→ WHAT NEEDS TO BE DONE: Please rewrite the entries below with "wind-arrow" replaced by "wind-barb" throughout, changing nothing else, and leave the pictures out of your answer.
⟨
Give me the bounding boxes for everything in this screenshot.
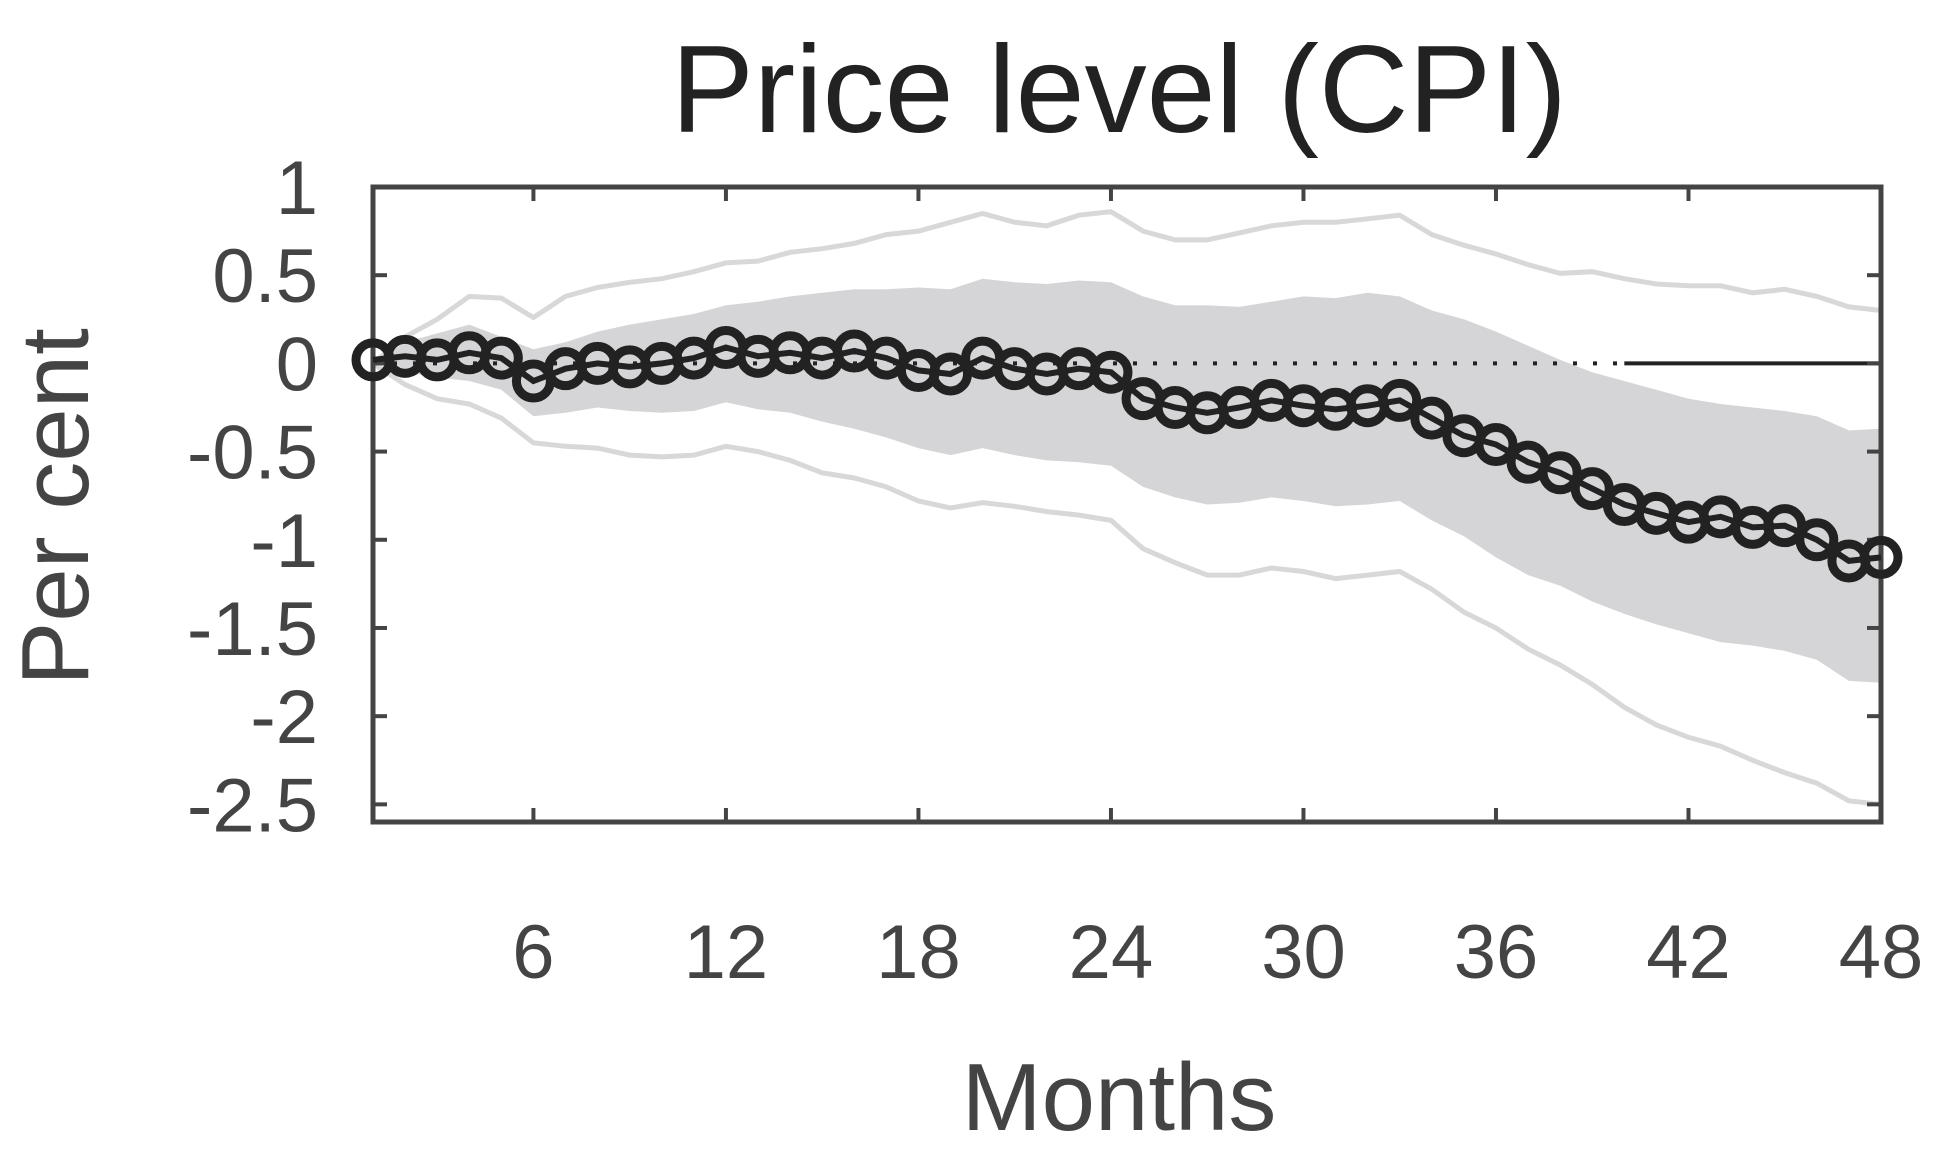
x-tick-label: 30 xyxy=(1261,910,1346,995)
confidence-band-outer-lower xyxy=(371,361,1882,807)
data-point xyxy=(1795,518,1839,562)
data-point xyxy=(1378,378,1422,422)
x-tick-label: 48 xyxy=(1839,910,1924,995)
data-point xyxy=(1538,451,1582,495)
x-tick-label: 18 xyxy=(876,910,961,995)
y-axis-label: Per cent xyxy=(2,328,109,686)
x-tick-label: 24 xyxy=(1069,910,1154,995)
x-tick-label: 36 xyxy=(1454,910,1539,995)
y-tick-label: 1 xyxy=(276,146,318,231)
y-tick-label: -1 xyxy=(250,499,318,584)
chart-title: Price level (CPI) xyxy=(671,21,1567,159)
x-axis-label: Months xyxy=(962,1044,1277,1144)
x-tick-label: 6 xyxy=(512,910,554,995)
data-point xyxy=(1859,535,1903,579)
x-tick-label: 12 xyxy=(684,910,769,995)
data-point xyxy=(1570,467,1614,511)
confidence-band-outer-upper xyxy=(371,209,1882,366)
axes-frame xyxy=(370,184,1884,825)
data-point xyxy=(479,336,523,380)
y-tick-label: 0 xyxy=(276,322,318,407)
y-tick-label: -2.5 xyxy=(187,763,318,848)
data-point xyxy=(1410,396,1454,440)
y-tick-label: -2 xyxy=(250,675,318,760)
y-tick-label: 0.5 xyxy=(212,234,318,319)
x-tick-label: 42 xyxy=(1646,910,1731,995)
y-tick-label: -1.5 xyxy=(187,587,318,672)
y-tick-label: -0.5 xyxy=(187,411,318,496)
data-point xyxy=(1474,423,1518,467)
data-point xyxy=(929,352,973,396)
data-point xyxy=(1089,350,1133,394)
confidence-band-inner xyxy=(373,278,1881,683)
plot-area: 6 12 18 24 30 36 42 48 10.50-0.5-1-1.5-2-2.5 xyxy=(187,146,1923,995)
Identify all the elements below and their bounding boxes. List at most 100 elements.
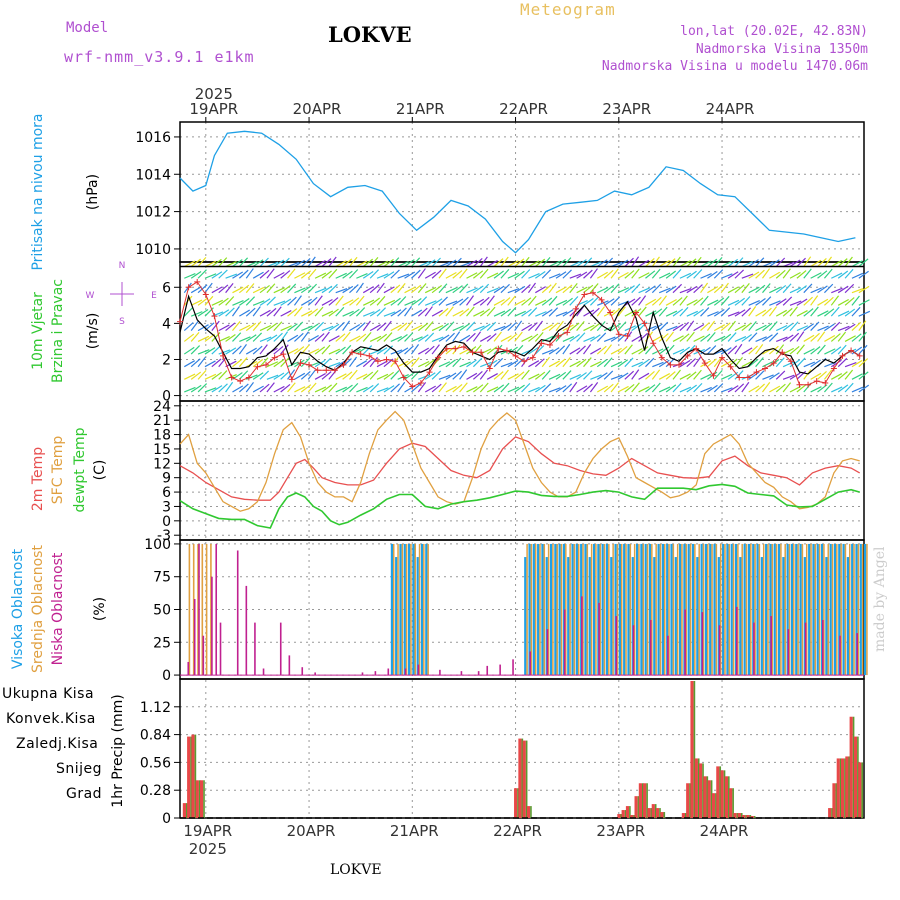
wind-arrow [190,320,199,331]
cloud-high-bar [524,557,527,676]
cloud-high-bar [403,543,406,676]
precip-total-bar [521,738,524,818]
wind-arrow [424,259,436,268]
wind-arrow [686,371,697,380]
wind-arrow [596,359,608,368]
wind-arrow [665,285,677,294]
wind-arrow [617,321,627,332]
wind-arrow [245,334,257,342]
cloud-mid-bar [534,543,537,676]
cloud-high-bar [390,543,393,676]
wind-arrow [232,345,242,355]
wind-gust-point [426,369,433,376]
cloud-high-bar [670,543,673,676]
wind-arrow [769,300,781,306]
wind-arrow [342,310,354,317]
cloud-mid-bar [866,543,868,676]
wind-arrow [658,306,668,317]
wind-arrow [362,345,373,355]
temp-tick-label: 21 [153,413,171,429]
wind-gust-point [323,367,330,374]
wind-arrow [197,335,210,342]
wind-arrow [748,332,758,342]
wind-arrow [452,298,464,306]
wind-arrow [583,284,594,294]
wind-arrow [782,283,792,294]
wind-arrow [734,335,747,342]
wind-arrow [280,310,292,317]
wind-arrow [190,271,202,279]
wind-arrow [500,369,509,380]
wind-arrow [624,310,636,317]
wind-arrow [514,299,526,306]
wind-arrow [679,272,692,279]
temp-2m-title: 2m Temp [30,447,46,511]
wind-arrow [452,325,464,332]
day-label-top: 23APR [602,100,651,118]
wind-arrow [376,282,385,294]
wind-arrow [355,322,366,332]
precip-convective-bar [746,815,750,818]
wind-arrow [411,298,422,306]
wind-arrow [273,287,285,294]
wind-arrow [652,323,663,332]
wind-arrow [534,331,544,342]
precip-total-bar [642,783,644,818]
wind-arrow [307,334,319,342]
temp-tick-label: 0 [162,514,171,530]
wind-arrow [301,310,313,317]
wind-arrow [355,307,366,317]
cloud-high-bar [799,543,802,676]
wind-arrow [713,369,723,380]
precip-convective-bar [200,780,204,818]
cloud-mid-bar [547,543,550,676]
cloud-mid-bar [651,543,653,676]
wind-arrow [252,372,264,380]
cloud-low-bar [236,550,239,676]
wind-arrow [197,257,207,267]
cloud-mid-bar [719,543,722,676]
wind-arrow [665,371,676,380]
cloud-low-bar [219,622,222,676]
wind-arrow [411,309,423,317]
wind-arrow [610,334,622,342]
wind-tick-label: 0 [162,389,171,405]
wind-arrow [472,370,483,380]
precip-total-bar [740,813,743,818]
wind-arrow [603,357,613,368]
wind-arrow [431,298,443,306]
wind-arrow [417,334,429,342]
precip-convective-bar [514,788,518,818]
cloud-mid-bar [762,543,765,676]
day-label-top: 20APR [293,100,342,118]
cloud-mid-bar [857,543,860,676]
wind-gust-point [202,291,209,298]
cloud-mid-bar [823,543,825,676]
wind-arrow [493,285,505,294]
wind-arrow [356,360,368,368]
wind-arrow [438,361,451,368]
wind-arrow [232,385,244,393]
wind-arrow [245,283,255,294]
cloud-mid-bar [197,543,199,676]
cloud-mid-bar [707,543,709,676]
cloud-high-bar [769,543,772,676]
wind-arrow [610,268,619,279]
pressure-tick-label: 1012 [135,205,171,221]
wind-arrow [342,299,354,306]
precip-total-bar [723,770,726,818]
wind-arrow [583,370,593,380]
cloud-high-bar [726,543,729,676]
wind-arrow [438,307,449,317]
wind-arrow [500,323,512,332]
wind-arrow [796,285,807,294]
wind-arrow [624,298,636,306]
wind-arrow [534,271,546,279]
temp-tick-label: 6 [162,485,171,501]
wind-arrow [645,357,655,368]
wind-arrow [252,286,265,294]
cloud-low-bar [581,596,583,676]
cloud-mid-bar [625,543,627,676]
wind-arrow [727,385,739,393]
wind-arrow [314,260,326,268]
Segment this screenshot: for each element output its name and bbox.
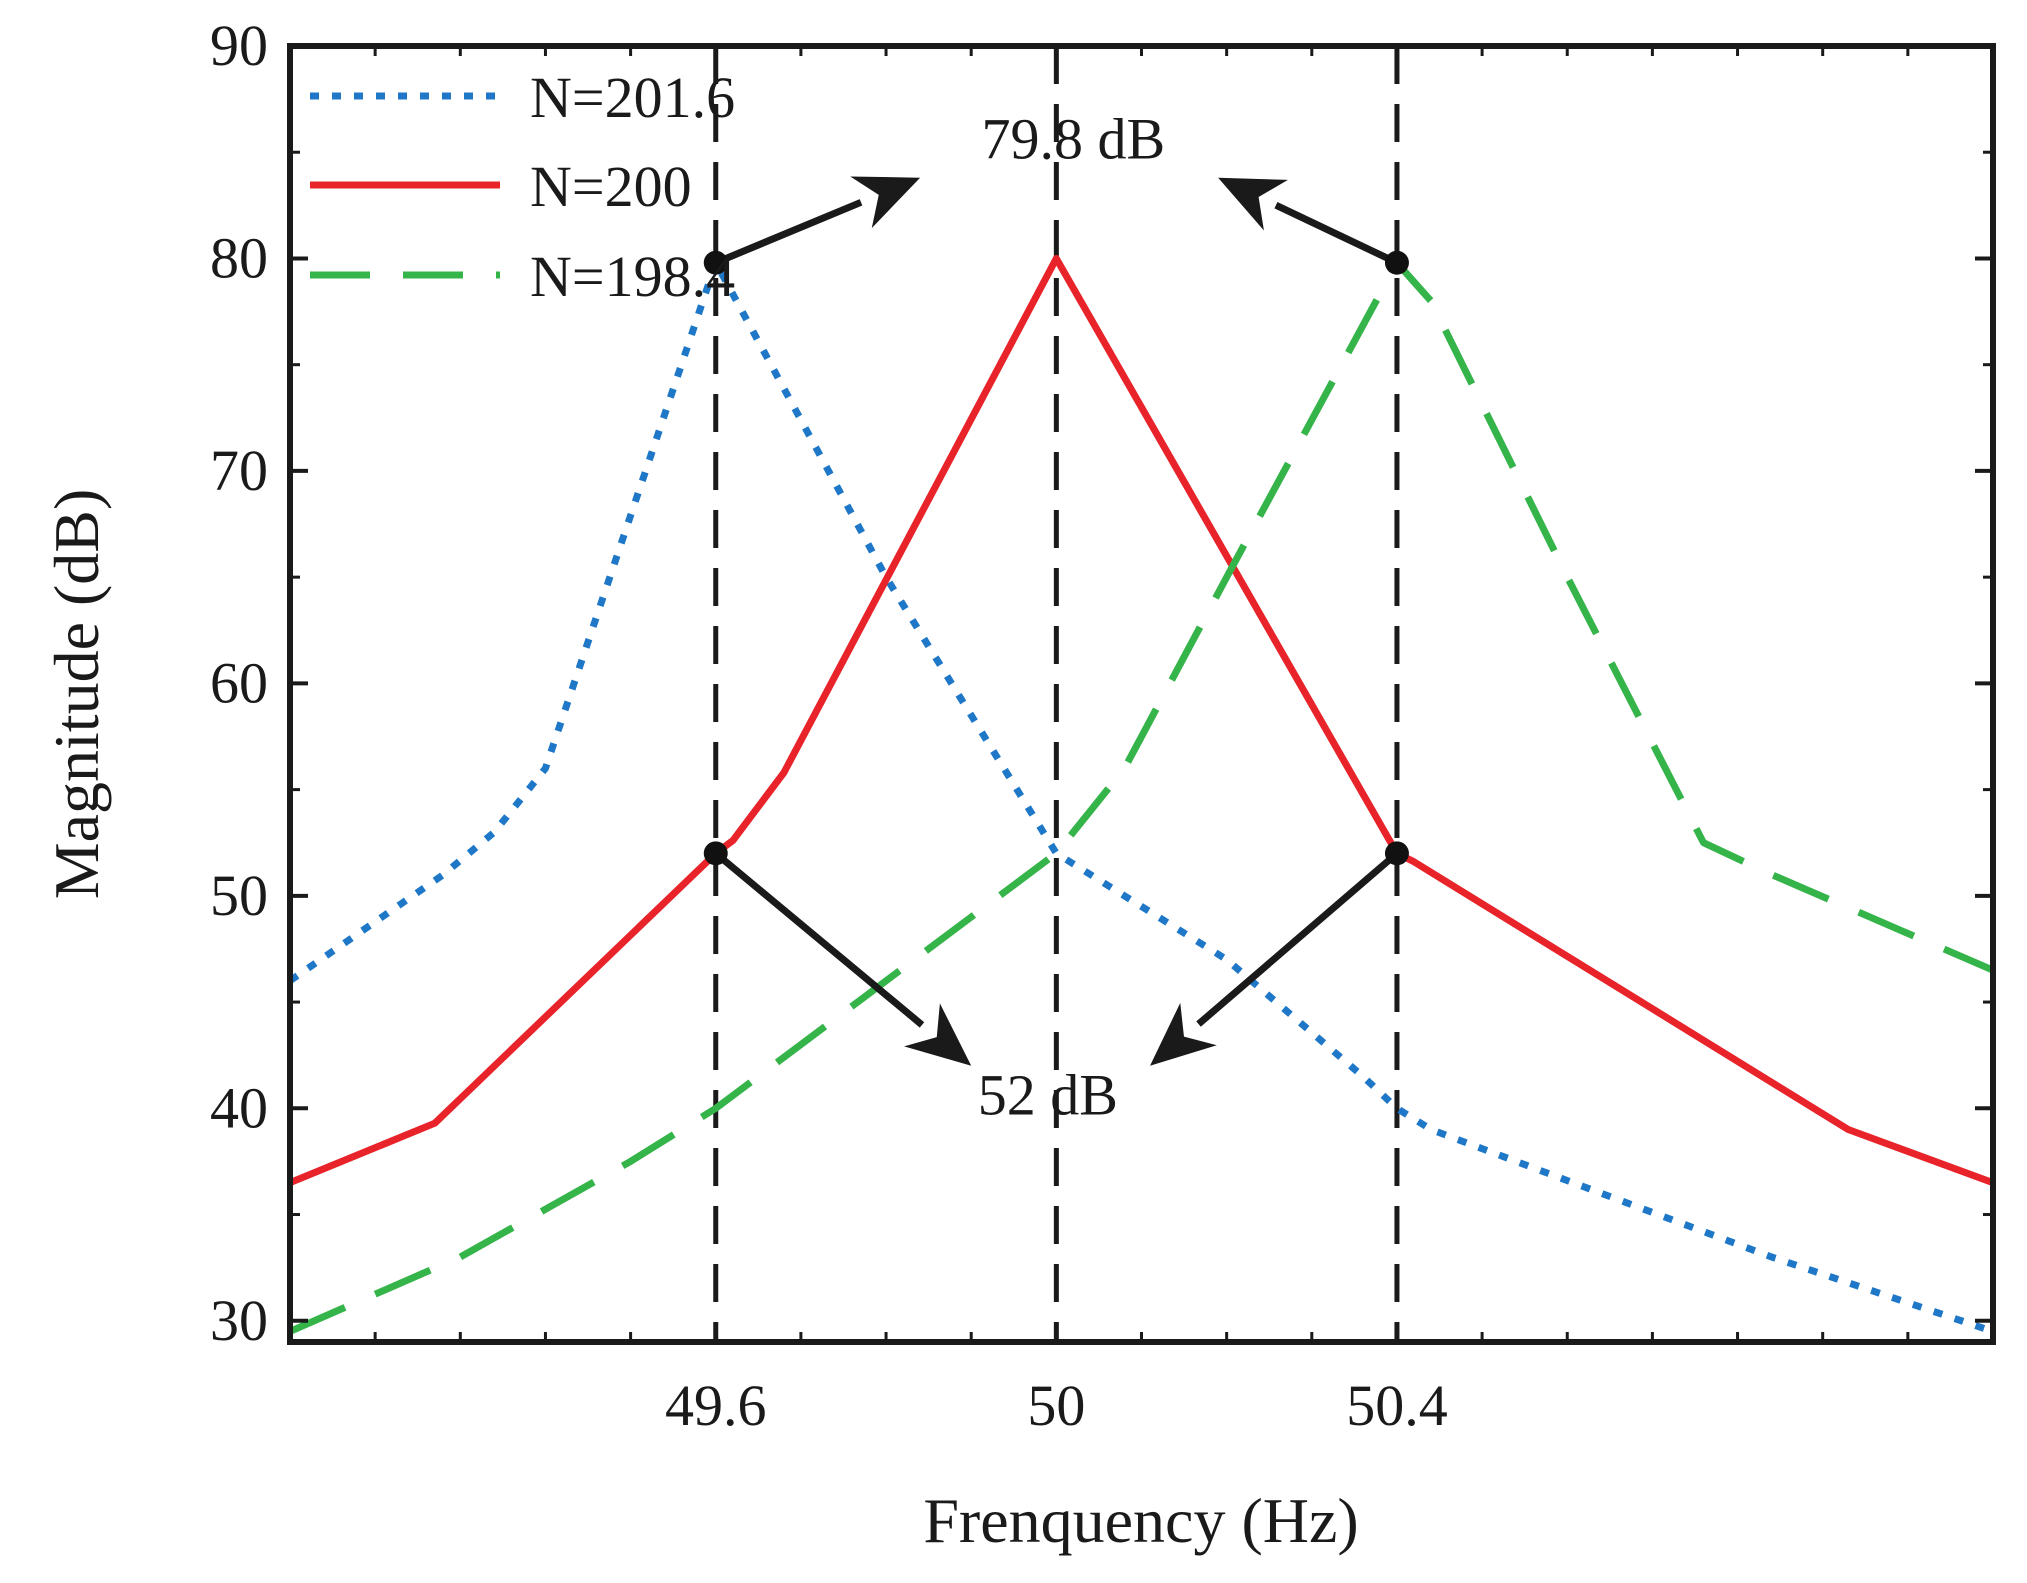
⟩
→ FINAL ANSWER:
Give me the bounding boxes for everything in this screenshot.
x-tick-label: 30 xyxy=(1261,910,1346,995)
confidence-band-outer-lower xyxy=(371,361,1882,807)
data-point xyxy=(1795,518,1839,562)
data-point xyxy=(1378,378,1422,422)
x-tick-label: 48 xyxy=(1839,910,1924,995)
data-point xyxy=(1538,451,1582,495)
x-tick-label: 18 xyxy=(876,910,961,995)
y-axis-label: Per cent xyxy=(2,328,109,686)
x-tick-label: 24 xyxy=(1069,910,1154,995)
x-tick-label: 36 xyxy=(1454,910,1539,995)
y-tick-label: 1 xyxy=(276,146,318,231)
y-tick-label: -1 xyxy=(250,499,318,584)
chart-title: Price level (CPI) xyxy=(671,21,1567,159)
x-axis-label: Months xyxy=(962,1044,1277,1144)
x-tick-label: 6 xyxy=(512,910,554,995)
data-point xyxy=(1859,535,1903,579)
x-tick-label: 12 xyxy=(684,910,769,995)
data-point xyxy=(1570,467,1614,511)
confidence-band-outer-upper xyxy=(371,209,1882,366)
axes-frame xyxy=(370,184,1884,825)
data-point xyxy=(479,336,523,380)
y-tick-label: 0 xyxy=(276,322,318,407)
y-tick-label: -2.5 xyxy=(187,763,318,848)
data-point xyxy=(1410,396,1454,440)
y-tick-label: -2 xyxy=(250,675,318,760)
y-tick-label: 0.5 xyxy=(212,234,318,319)
x-tick-label: 42 xyxy=(1646,910,1731,995)
y-tick-label: -1.5 xyxy=(187,587,318,672)
y-tick-label: -0.5 xyxy=(187,411,318,496)
data-point xyxy=(1474,423,1518,467)
data-point xyxy=(929,352,973,396)
data-point xyxy=(1089,350,1133,394)
confidence-band-inner xyxy=(373,278,1881,683)
plot-area: 6 12 18 24 30 36 42 48 10.50-0.5-1-1.5-2-2.5 xyxy=(187,146,1923,995)
Identify all the elements below and their bounding boxes. List at most 100 elements.
wind-barb [190,320,199,331]
cloud-high-bar [524,557,527,676]
cloud-high-bar [403,543,406,676]
precip-total-bar [521,738,524,818]
wind-barb [424,259,436,268]
wind-barb [686,371,697,380]
wind-barb [596,359,608,368]
wind-barb [665,285,677,294]
wind-barb [617,321,627,332]
wind-barb [245,334,257,342]
cloud-mid-bar [534,543,537,676]
cloud-high-bar [390,543,393,676]
wind-barb [232,345,242,355]
wind-gust-point [426,369,433,376]
cloud-high-bar [670,543,673,676]
wind-barb [769,300,781,306]
wind-barb [342,310,354,317]
cloud-mid-bar [866,543,868,676]
wind-barb [658,306,668,317]
wind-barb [362,345,373,355]
temp-tick-label: 21 [153,413,171,429]
wind-gust-point [323,367,330,374]
wind-barb [197,335,210,342]
wind-barb [748,332,758,342]
wind-barb [452,298,464,306]
wind-barb [583,284,594,294]
wind-barb [782,283,792,294]
wind-barb [734,335,747,342]
wind-barb [280,310,292,317]
wind-barb [190,271,202,279]
wind-barb [500,369,509,380]
wind-barb [624,310,636,317]
wind-barb [514,299,526,306]
wind-barb [679,272,692,279]
temp-2m-title: 2m Temp [30,447,46,511]
wind-barb [452,325,464,332]
day-label-top: 23APR [602,100,651,118]
wind-barb [376,282,385,294]
wind-barb [355,322,366,332]
precip-convective-bar [746,815,750,818]
wind-barb [411,298,422,306]
wind-barb [273,287,285,294]
wind-barb [652,323,663,332]
wind-barb [534,331,544,342]
precip-total-bar [642,783,644,818]
wind-barb [307,334,319,342]
temp-tick-label: 0 [162,514,171,530]
wind-barb [301,310,313,317]
wind-barb [355,307,366,317]
cloud-high-bar [799,543,802,676]
wind-barb [713,369,723,380]
precip-convective-bar [200,780,204,818]
cloud-mid-bar [547,543,550,676]
cloud-mid-bar [651,543,653,676]
wind-barb [252,372,264,380]
cloud-low-bar [236,550,239,676]
wind-barb [197,257,207,267]
cloud-mid-bar [719,543,722,676]
wind-barb [665,371,676,380]
cloud-low-bar [219,622,222,676]
wind-barb [411,309,423,317]
wind-barb [610,334,622,342]
wind-tick-label: 0 [162,389,171,405]
wind-barb [472,370,483,380]
precip-total-bar [740,813,743,818]
wind-barb [603,357,613,368]
wind-barb [431,298,443,306]
wind-barb [417,334,429,342]
precip-convective-bar [514,788,518,818]
cloud-mid-bar [762,543,765,676]
day-label-top: 20APR [293,100,342,118]
cloud-mid-bar [857,543,860,676]
wind-gust-point [202,291,209,298]
cloud-mid-bar [823,543,825,676]
wind-barb [493,285,505,294]
wind-barb [356,360,368,368]
wind-barb [438,361,451,368]
wind-barb [232,385,244,393]
wind-barb [245,283,255,294]
cloud-mid-bar [197,543,199,676]
cloud-mid-bar [707,543,709,676]
cloud-high-bar [769,543,772,676]
wind-barb [610,268,619,279]
pressure-tick-label: 1012 [135,205,171,221]
wind-barb [342,299,354,306]
precip-total-bar [723,770,726,818]
wind-barb [583,370,593,380]
cloud-high-bar [726,543,729,676]
wind-barb [438,307,449,317]
wind-barb [500,323,512,332]
wind-barb [796,285,807,294]
wind-barb [624,298,636,306]
wind-barb [534,271,546,279]
temp-tick-label: 6 [162,485,171,501]
wind-barb [645,357,655,368]
wind-barb [252,286,265,294]
cloud-low-bar [581,596,583,676]
cloud-mid-bar [625,543,627,676]
wind-barb [727,385,739,393]
wind-barb [314,260,326,268]
Segment this screenshot: for each element output its name and bbox.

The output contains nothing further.